[Figure record listings]
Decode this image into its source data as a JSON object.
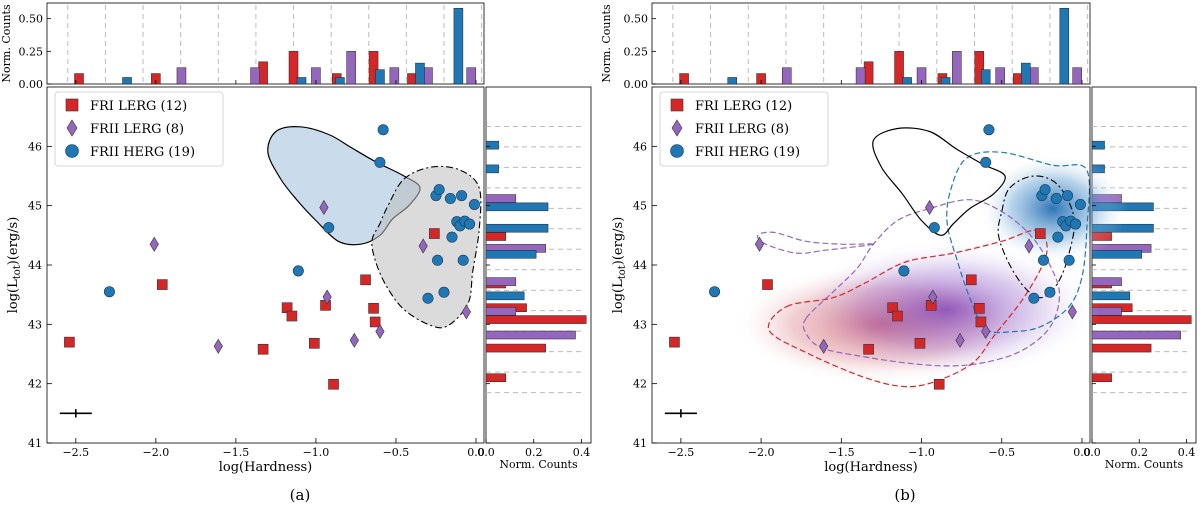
{
  "chart_data": [
    {
      "type": "scatter",
      "caption": "(a)",
      "xlabel": "log(Hardness)",
      "ylabel": "log(L_tot)(erg/s)",
      "ylabel_main": "log(L",
      "ylabel_sub": "tot",
      "ylabel_tail": ")(erg/s)",
      "xlim": [
        -2.68,
        0.05
      ],
      "ylim": [
        41,
        47
      ],
      "xticks": [
        -2.5,
        -2.0,
        -1.5,
        -1.0,
        -0.5,
        0.0
      ],
      "xtick_labels": [
        "−2.5",
        "−2.0",
        "−1.5",
        "−1.0",
        "−0.5",
        "0.0"
      ],
      "yticks": [
        41,
        42,
        43,
        44,
        45,
        46
      ],
      "ytick_labels": [
        "41",
        "42",
        "43",
        "44",
        "45",
        "46"
      ],
      "top_ylabel": "Norm. Counts",
      "top_ylim": [
        0,
        0.62
      ],
      "top_yticks": [
        0.0,
        0.25,
        0.5
      ],
      "top_ytick_labels": [
        "0.00",
        "0.25",
        "0.50"
      ],
      "right_xlabel": "Norm. Counts",
      "right_xlim": [
        0,
        0.44
      ],
      "right_xticks": [
        0.0,
        0.2,
        0.4
      ],
      "right_xtick_labels": [
        "0.0",
        "0.2",
        "0.4"
      ],
      "legend_position": "top-left",
      "error_bar": {
        "x": -2.5,
        "y": 41.5,
        "xerr": 0.1,
        "yerr": 0.07
      },
      "contours": "outline",
      "series": [
        {
          "name": "FRI LERG",
          "label": "FRI LERG (12)",
          "marker": "square",
          "color": "#d62728",
          "x": [
            -2.54,
            -1.96,
            -1.33,
            -1.18,
            -1.15,
            -1.01,
            -0.94,
            -0.89,
            -0.69,
            -0.64,
            -0.63,
            -0.26
          ],
          "y": [
            42.7,
            43.67,
            42.58,
            43.28,
            43.14,
            42.68,
            43.32,
            41.99,
            43.75,
            43.27,
            43.04,
            44.53
          ]
        },
        {
          "name": "FRII LERG",
          "label": "FRII LERG (8)",
          "marker": "diamond",
          "color": "#9467bd",
          "x": [
            -2.01,
            -1.61,
            -0.95,
            -0.93,
            -0.76,
            -0.6,
            -0.33,
            -0.06
          ],
          "y": [
            44.35,
            42.63,
            44.97,
            43.46,
            42.73,
            42.88,
            44.32,
            43.21
          ]
        },
        {
          "name": "FRII HERG",
          "label": "FRII HERG (19)",
          "marker": "circle",
          "color": "#1f77b4",
          "x": [
            -2.29,
            -1.11,
            -0.92,
            -0.6,
            -0.58,
            -0.3,
            -0.25,
            -0.24,
            -0.23,
            -0.2,
            -0.16,
            -0.15,
            -0.12,
            -0.1,
            -0.09,
            -0.08,
            -0.07,
            -0.04,
            -0.01
          ],
          "y": [
            43.55,
            43.9,
            44.63,
            45.73,
            46.28,
            43.44,
            45.17,
            44.08,
            45.27,
            43.54,
            45.12,
            44.47,
            44.73,
            44.66,
            45.17,
            44.08,
            44.74,
            44.69,
            45.02
          ]
        }
      ],
      "top_histogram": [
        {
          "name": "FRI LERG",
          "color": "#d62728",
          "x": [
            -2.48,
            -2.0,
            -1.33,
            -1.14,
            -0.87,
            -0.64,
            -0.4
          ],
          "values": [
            0.08,
            0.08,
            0.17,
            0.25,
            0.08,
            0.25,
            0.08
          ]
        },
        {
          "name": "FRII LERG",
          "color": "#9467bd",
          "x": [
            -1.84,
            -1.38,
            -1.0,
            -0.78,
            -0.51,
            -0.3,
            -0.03
          ],
          "values": [
            0.125,
            0.125,
            0.125,
            0.25,
            0.125,
            0.125,
            0.125
          ]
        },
        {
          "name": "FRII HERG",
          "color": "#1f77b4",
          "x": [
            -2.18,
            -1.09,
            -0.85,
            -0.6,
            -0.35,
            -0.11
          ],
          "values": [
            0.05,
            0.05,
            0.05,
            0.11,
            0.16,
            0.58
          ]
        }
      ],
      "right_histogram": [
        {
          "name": "FRI LERG",
          "color": "#d62728",
          "y": [
            42.1,
            42.6,
            43.08,
            43.28,
            43.68,
            44.48
          ],
          "values": [
            0.083,
            0.25,
            0.42,
            0.17,
            0.083,
            0.083
          ]
        },
        {
          "name": "FRII LERG",
          "color": "#9467bd",
          "y": [
            42.82,
            43.22,
            43.72,
            44.28,
            45.12
          ],
          "values": [
            0.375,
            0.125,
            0.125,
            0.25,
            0.125
          ]
        },
        {
          "name": "FRII HERG",
          "color": "#1f77b4",
          "y": [
            43.48,
            44.18,
            44.62,
            44.98,
            45.62,
            46.02
          ],
          "values": [
            0.16,
            0.21,
            0.26,
            0.26,
            0.053,
            0.053
          ]
        }
      ]
    },
    {
      "type": "scatter",
      "caption": "(b)",
      "xlabel": "log(Hardness)",
      "ylabel": "log(L_tot)(erg/s)",
      "ylabel_main": "log(L",
      "ylabel_sub": "tot",
      "ylabel_tail": ")(erg/s)",
      "xlim": [
        -2.68,
        0.05
      ],
      "ylim": [
        41,
        47
      ],
      "xticks": [
        -2.5,
        -2.0,
        -1.5,
        -1.0,
        -0.5,
        0.0
      ],
      "xtick_labels": [
        "−2.5",
        "−2.0",
        "−1.5",
        "−1.0",
        "−0.5",
        "0.0"
      ],
      "yticks": [
        41,
        42,
        43,
        44,
        45,
        46
      ],
      "ytick_labels": [
        "41",
        "42",
        "43",
        "44",
        "45",
        "46"
      ],
      "top_ylabel": "Norm. Counts",
      "top_ylim": [
        0,
        0.62
      ],
      "top_yticks": [
        0.0,
        0.25,
        0.5
      ],
      "top_ytick_labels": [
        "0.00",
        "0.25",
        "0.50"
      ],
      "right_xlabel": "Norm. Counts",
      "right_xlim": [
        0,
        0.44
      ],
      "right_xticks": [
        0.0,
        0.2,
        0.4
      ],
      "right_xtick_labels": [
        "0.0",
        "0.2",
        "0.4"
      ],
      "legend_position": "top-left",
      "error_bar": {
        "x": -2.5,
        "y": 41.5,
        "xerr": 0.1,
        "yerr": 0.07
      },
      "contours": "density",
      "series": [
        {
          "name": "FRI LERG",
          "label": "FRI LERG (12)",
          "marker": "square",
          "color": "#d62728",
          "x": [
            -2.54,
            -1.96,
            -1.33,
            -1.18,
            -1.15,
            -1.01,
            -0.94,
            -0.89,
            -0.69,
            -0.64,
            -0.63,
            -0.26
          ],
          "y": [
            42.7,
            43.67,
            42.58,
            43.28,
            43.14,
            42.68,
            43.32,
            41.99,
            43.75,
            43.27,
            43.04,
            44.53
          ]
        },
        {
          "name": "FRII LERG",
          "label": "FRII LERG (8)",
          "marker": "diamond",
          "color": "#9467bd",
          "x": [
            -2.01,
            -1.61,
            -0.95,
            -0.93,
            -0.76,
            -0.6,
            -0.33,
            -0.06
          ],
          "y": [
            44.35,
            42.63,
            44.97,
            43.46,
            42.73,
            42.88,
            44.32,
            43.21
          ]
        },
        {
          "name": "FRII HERG",
          "label": "FRII HERG (19)",
          "marker": "circle",
          "color": "#1f77b4",
          "x": [
            -2.29,
            -1.11,
            -0.92,
            -0.6,
            -0.58,
            -0.3,
            -0.25,
            -0.24,
            -0.23,
            -0.2,
            -0.16,
            -0.15,
            -0.12,
            -0.1,
            -0.09,
            -0.08,
            -0.07,
            -0.04,
            -0.01
          ],
          "y": [
            43.55,
            43.9,
            44.63,
            45.73,
            46.28,
            43.44,
            45.17,
            44.08,
            45.27,
            43.54,
            45.12,
            44.47,
            44.73,
            44.66,
            45.17,
            44.08,
            44.74,
            44.69,
            45.02
          ]
        }
      ],
      "top_histogram": [
        {
          "name": "FRI LERG",
          "color": "#d62728",
          "x": [
            -2.48,
            -2.0,
            -1.33,
            -1.14,
            -0.87,
            -0.64,
            -0.4
          ],
          "values": [
            0.08,
            0.08,
            0.17,
            0.25,
            0.08,
            0.25,
            0.08
          ]
        },
        {
          "name": "FRII LERG",
          "color": "#9467bd",
          "x": [
            -1.84,
            -1.38,
            -1.0,
            -0.78,
            -0.51,
            -0.3,
            -0.03
          ],
          "values": [
            0.125,
            0.125,
            0.125,
            0.25,
            0.125,
            0.125,
            0.125
          ]
        },
        {
          "name": "FRII HERG",
          "color": "#1f77b4",
          "x": [
            -2.18,
            -1.09,
            -0.85,
            -0.6,
            -0.35,
            -0.11
          ],
          "values": [
            0.05,
            0.05,
            0.05,
            0.11,
            0.16,
            0.58
          ]
        }
      ],
      "right_histogram": [
        {
          "name": "FRI LERG",
          "color": "#d62728",
          "y": [
            42.1,
            42.6,
            43.08,
            43.28,
            43.68,
            44.48
          ],
          "values": [
            0.083,
            0.25,
            0.42,
            0.17,
            0.083,
            0.083
          ]
        },
        {
          "name": "FRII LERG",
          "color": "#9467bd",
          "y": [
            42.82,
            43.22,
            43.72,
            44.28,
            45.12
          ],
          "values": [
            0.375,
            0.125,
            0.125,
            0.25,
            0.125
          ]
        },
        {
          "name": "FRII HERG",
          "color": "#1f77b4",
          "y": [
            43.48,
            44.18,
            44.62,
            44.98,
            45.62,
            46.02
          ],
          "values": [
            0.16,
            0.21,
            0.26,
            0.26,
            0.053,
            0.053
          ]
        }
      ]
    }
  ]
}
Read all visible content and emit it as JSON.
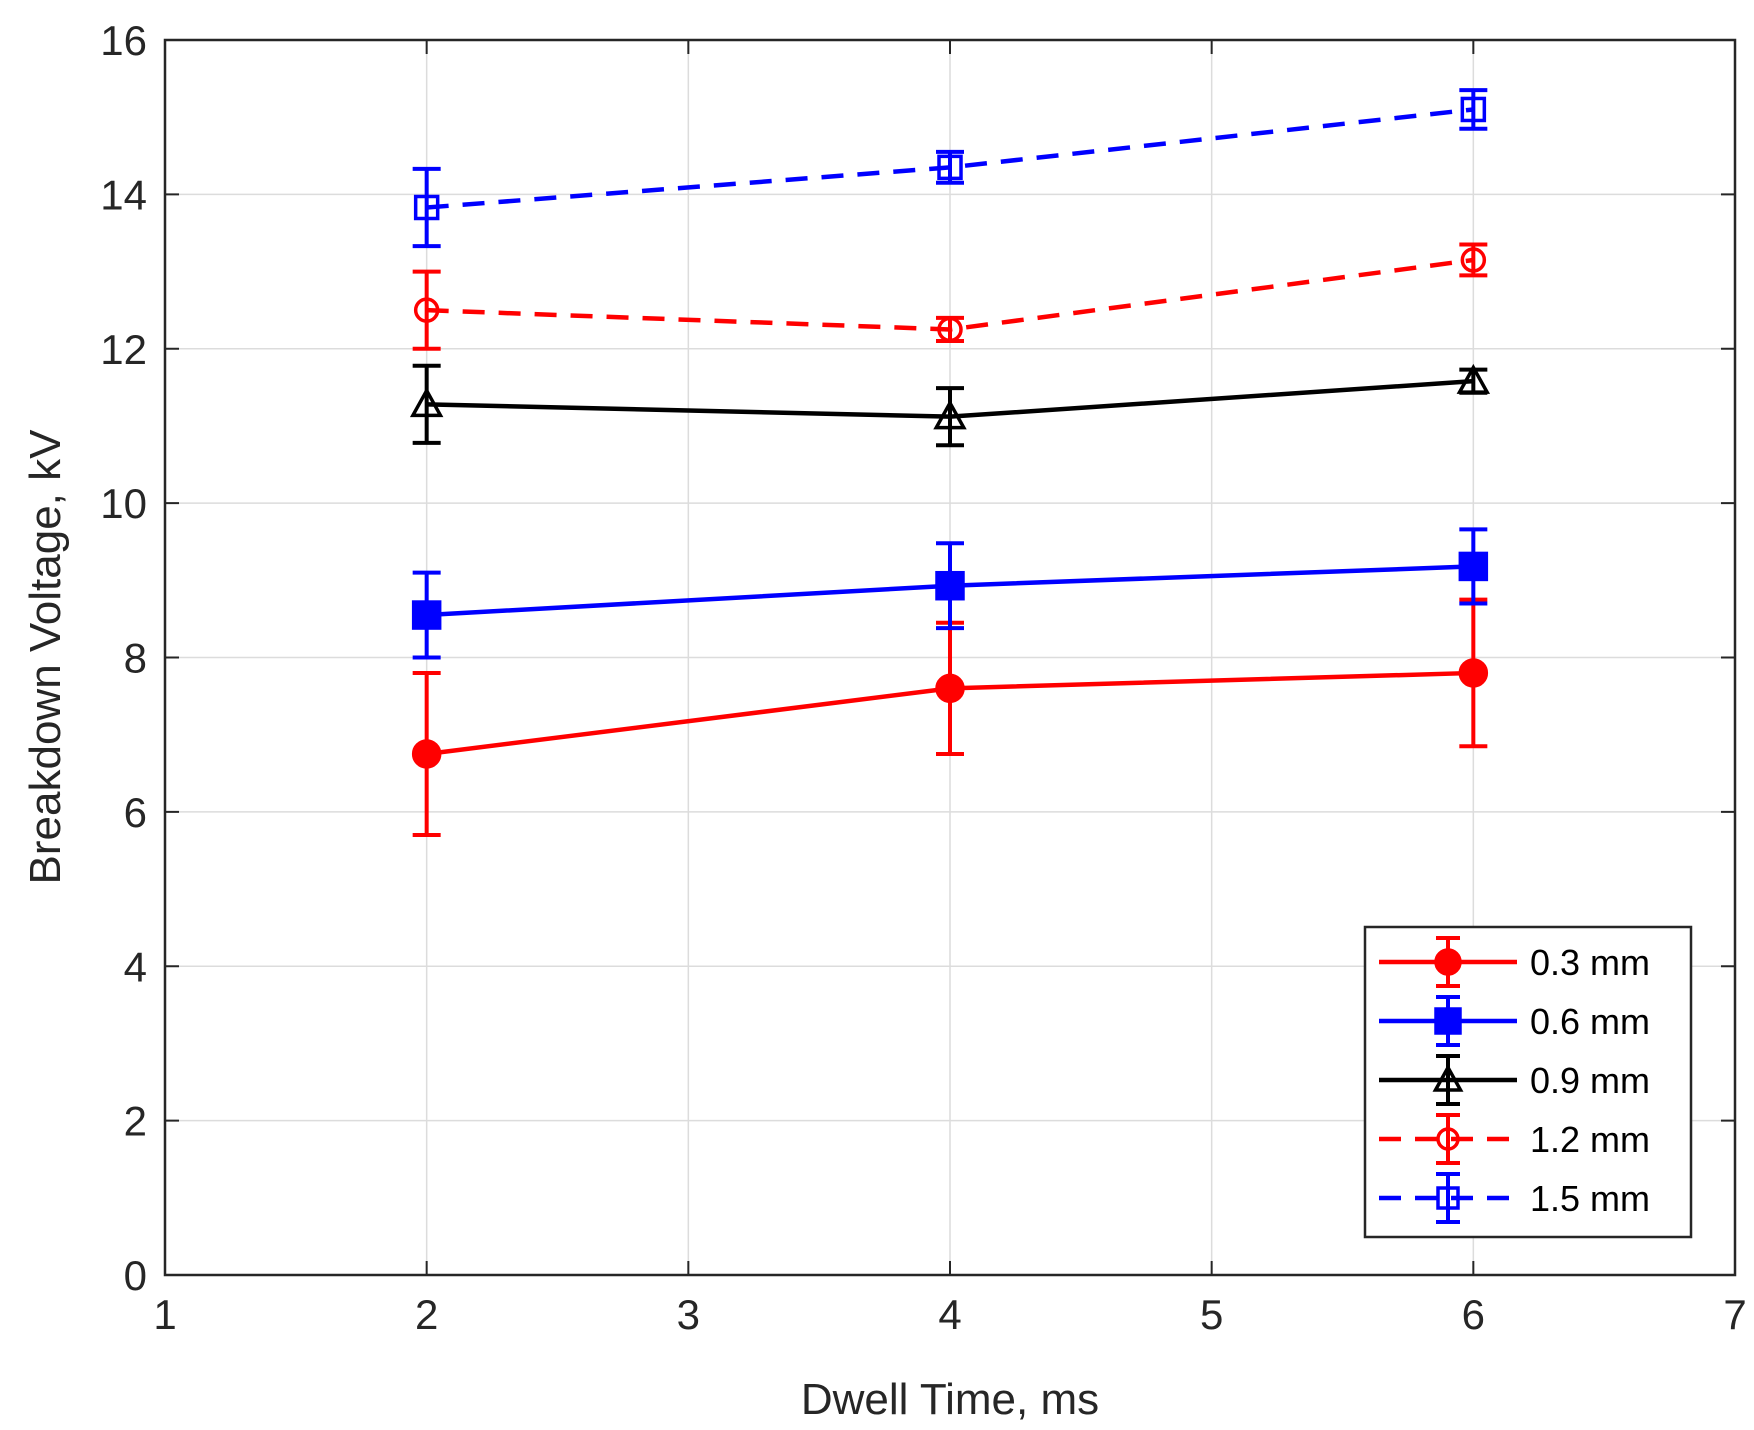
{
  "chart_data": {
    "type": "line",
    "title": "",
    "xlabel": "Dwell Time, ms",
    "ylabel": "Breakdown Voltage, kV",
    "xlim": [
      1,
      7
    ],
    "ylim": [
      0,
      16
    ],
    "xticks": [
      "1",
      "2",
      "3",
      "4",
      "5",
      "6",
      "7"
    ],
    "yticks": [
      "0",
      "2",
      "4",
      "6",
      "8",
      "10",
      "12",
      "14",
      "16"
    ],
    "grid": true,
    "legend_position": "bottom-right",
    "x": [
      2,
      4,
      6
    ],
    "series": [
      {
        "name": "0.3 mm",
        "values": [
          6.75,
          7.6,
          7.8
        ],
        "error": [
          1.05,
          0.85,
          0.95
        ],
        "color": "#ff0000",
        "linestyle": "solid",
        "marker": "circle",
        "filled": true
      },
      {
        "name": "0.6 mm",
        "values": [
          8.55,
          8.93,
          9.18
        ],
        "error": [
          0.55,
          0.55,
          0.48
        ],
        "color": "#0000ff",
        "linestyle": "solid",
        "marker": "square",
        "filled": true
      },
      {
        "name": "0.9 mm",
        "values": [
          11.28,
          11.12,
          11.58
        ],
        "error": [
          0.5,
          0.37,
          0.15
        ],
        "color": "#000000",
        "linestyle": "solid",
        "marker": "triangle",
        "filled": false
      },
      {
        "name": "1.2 mm",
        "values": [
          12.5,
          12.25,
          13.15
        ],
        "error": [
          0.5,
          0.15,
          0.2
        ],
        "color": "#ff0000",
        "linestyle": "dashed",
        "marker": "circle",
        "filled": false
      },
      {
        "name": "1.5 mm",
        "values": [
          13.83,
          14.35,
          15.1
        ],
        "error": [
          0.5,
          0.2,
          0.25
        ],
        "color": "#0000ff",
        "linestyle": "dashed",
        "marker": "square",
        "filled": false
      }
    ]
  }
}
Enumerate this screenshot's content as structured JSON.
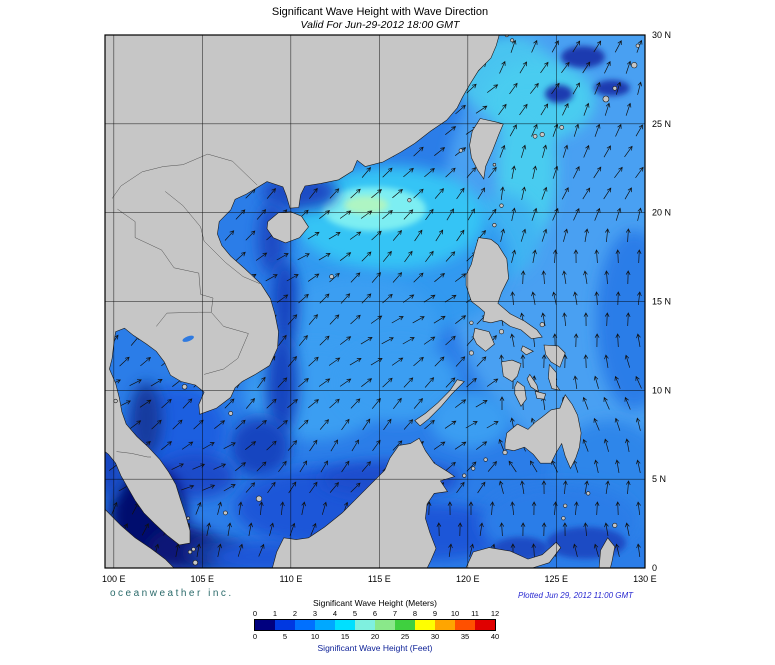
{
  "title": "Significant Wave Height with Wave Direction",
  "subtitle": "Valid For Jun-29-2012 18:00 GMT",
  "credits": {
    "left": "oceanweather inc.",
    "right": "Plotted Jun 29, 2012 11:00 GMT"
  },
  "axes": {
    "lon_labels": [
      "100 E",
      "105 E",
      "110 E",
      "115 E",
      "120 E",
      "125 E",
      "130 E"
    ],
    "lon_values": [
      100,
      105,
      110,
      115,
      120,
      125,
      130
    ],
    "lat_labels": [
      "0",
      "5 N",
      "10 N",
      "15 N",
      "20 N",
      "25 N",
      "30 N"
    ],
    "lat_values": [
      0,
      5,
      10,
      15,
      20,
      25,
      30
    ]
  },
  "colorbar": {
    "title_meters": "Significant Wave Height (Meters)",
    "title_feet": "Significant Wave Height (Feet)",
    "meter_ticks": [
      0,
      1,
      2,
      3,
      4,
      5,
      6,
      7,
      8,
      9,
      10,
      11,
      12
    ],
    "feet_ticks": [
      0,
      5,
      10,
      15,
      20,
      25,
      30,
      35,
      40
    ],
    "colors": [
      "#00007f",
      "#0038e1",
      "#0070ff",
      "#00a8ff",
      "#00e0ff",
      "#7ff0df",
      "#8ae88a",
      "#3fd03f",
      "#ffff00",
      "#ffa500",
      "#ff5000",
      "#e00000"
    ]
  },
  "map": {
    "land_color": "#c6c6c6",
    "sea_base_color": "#2b7de8",
    "grid_color": "#000000",
    "arrow_color": "#101010",
    "coast_color": "#1a1a1a"
  }
}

* [Given request]:
Pull out all lines of the data with the string "content".

* [Reply]:
Read all visible content and emit it as JSON.
Enumerate this screenshot's content as structured JSON.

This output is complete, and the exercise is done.